Extracted data entries

··········

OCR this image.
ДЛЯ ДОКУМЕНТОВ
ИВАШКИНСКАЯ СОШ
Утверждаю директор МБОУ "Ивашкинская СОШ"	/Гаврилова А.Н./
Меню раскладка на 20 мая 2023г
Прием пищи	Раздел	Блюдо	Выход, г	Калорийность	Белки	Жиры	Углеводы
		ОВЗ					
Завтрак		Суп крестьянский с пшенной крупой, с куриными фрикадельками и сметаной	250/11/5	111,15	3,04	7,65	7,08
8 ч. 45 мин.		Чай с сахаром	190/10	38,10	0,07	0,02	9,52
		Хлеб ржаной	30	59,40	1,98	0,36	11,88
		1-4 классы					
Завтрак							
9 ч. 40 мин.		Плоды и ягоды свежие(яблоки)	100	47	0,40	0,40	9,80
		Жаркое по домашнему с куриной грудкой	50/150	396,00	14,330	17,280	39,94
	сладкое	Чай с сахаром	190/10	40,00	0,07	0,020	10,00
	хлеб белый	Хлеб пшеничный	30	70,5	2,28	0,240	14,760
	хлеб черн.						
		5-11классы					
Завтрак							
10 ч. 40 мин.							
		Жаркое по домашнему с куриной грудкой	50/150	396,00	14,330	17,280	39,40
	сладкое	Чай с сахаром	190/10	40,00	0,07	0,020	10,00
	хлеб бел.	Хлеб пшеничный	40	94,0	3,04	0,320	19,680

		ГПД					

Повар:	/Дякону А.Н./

··········

■ **TASK GOAL**
Your task is to transcribe the listing above in full, exactly as given.

■ **ANSWER BELOW**
OCR this image.
ДЛЯ ДОКУМЕНТОВ
ИВАШКИНСКАЯ СОШ
Утверждаю директор МБОУ "Ивашкинская СОШ"	/Гаврилова А.Н./
Меню раскладка на 20 мая 2023г
Прием пищи	Раздел	Блюдо	Выход, г	Калорийность	Белки	Жиры	Углеводы
		ОВЗ					
Завтрак		Суп крестьянский с пшенной крупой, с куриными фрикадельками и сметаной	250/11/5	111,15	3,04	7,65	7,08
8 ч. 45 мин.		Чай с сахаром	190/10	38,10	0,07	0,02	9,52
		Хлеб ржаной	30	59,40	1,98	0,36	11,88
		1-4 классы					
Завтрак							
9 ч. 40 мин.		Плоды и ягоды свежие(яблоки)	100	47	0,40	0,40	9,80
		Жаркое по домашнему с куриной грудкой	50/150	396,00	14,330	17,280	39,94
	сладкое	Чай с сахаром	190/10	40,00	0,07	0,020	10,00
	хлеб белый	Хлеб пшеничный	30	70,5	2,28	0,240	14,760
	хлеб черн.						
		5-11классы					
Завтрак							
10 ч. 40 мин.							
		Жаркое по домашнему с куриной грудкой	50/150	396,00	14,330	17,280	39,40
	сладкое	Чай с сахаром	190/10	40,00	0,07	0,020	10,00
	хлеб бел.	Хлеб пшеничный	40	94,0	3,04	0,320	19,680

		ГПД					

Повар:	/Дякону А.Н./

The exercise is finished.